Task:
Copy the listing verbatim, excluding any images found in it.

--------------------------------

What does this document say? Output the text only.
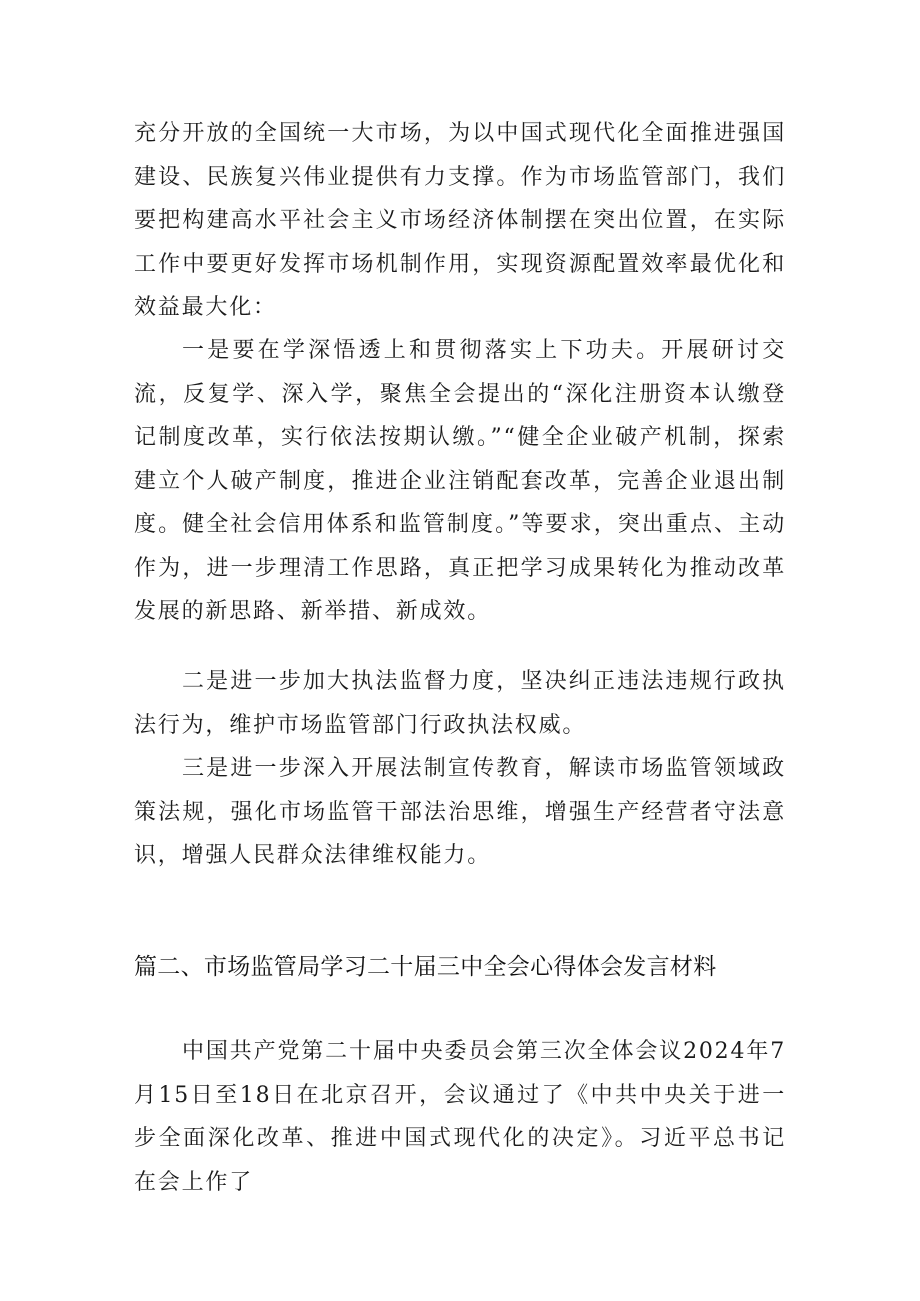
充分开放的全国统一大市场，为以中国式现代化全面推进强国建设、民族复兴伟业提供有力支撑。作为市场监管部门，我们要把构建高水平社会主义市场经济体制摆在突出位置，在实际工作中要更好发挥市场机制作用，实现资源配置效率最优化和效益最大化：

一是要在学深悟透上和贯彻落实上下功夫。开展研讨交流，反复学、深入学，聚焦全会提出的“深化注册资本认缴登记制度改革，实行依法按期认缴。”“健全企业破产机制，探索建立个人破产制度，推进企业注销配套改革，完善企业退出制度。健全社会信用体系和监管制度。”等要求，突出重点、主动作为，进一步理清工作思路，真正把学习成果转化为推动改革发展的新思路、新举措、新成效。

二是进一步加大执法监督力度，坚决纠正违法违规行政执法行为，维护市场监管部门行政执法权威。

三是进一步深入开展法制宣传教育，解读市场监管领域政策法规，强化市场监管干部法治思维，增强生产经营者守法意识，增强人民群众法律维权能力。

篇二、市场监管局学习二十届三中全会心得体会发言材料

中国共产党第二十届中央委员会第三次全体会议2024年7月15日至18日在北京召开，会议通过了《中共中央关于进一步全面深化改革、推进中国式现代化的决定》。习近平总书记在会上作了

--------------------------------

Solution:
What does this document say? Output the text only.
充分开放的全国统一大市场，为以中国式现代化全面推进强国建设、民族复兴伟业提供有力支撑。作为市场监管部门，我们要把构建高水平社会主义市场经济体制摆在突出位置，在实际工作中要更好发挥市场机制作用，实现资源配置效率最优化和效益最大化：

一是要在学深悟透上和贯彻落实上下功夫。开展研讨交流，反复学、深入学，聚焦全会提出的“深化注册资本认缴登记制度改革，实行依法按期认缴。”“健全企业破产机制，探索建立个人破产制度，推进企业注销配套改革，完善企业退出制度。健全社会信用体系和监管制度。”等要求，突出重点、主动作为，进一步理清工作思路，真正把学习成果转化为推动改革发展的新思路、新举措、新成效。

二是进一步加大执法监督力度，坚决纠正违法违规行政执法行为，维护市场监管部门行政执法权威。

三是进一步深入开展法制宣传教育，解读市场监管领域政策法规，强化市场监管干部法治思维，增强生产经营者守法意识，增强人民群众法律维权能力。

篇二、市场监管局学习二十届三中全会心得体会发言材料

中国共产党第二十届中央委员会第三次全体会议2024年7月15日至18日在北京召开，会议通过了《中共中央关于进一步全面深化改革、推进中国式现代化的决定》。习近平总书记在会上作了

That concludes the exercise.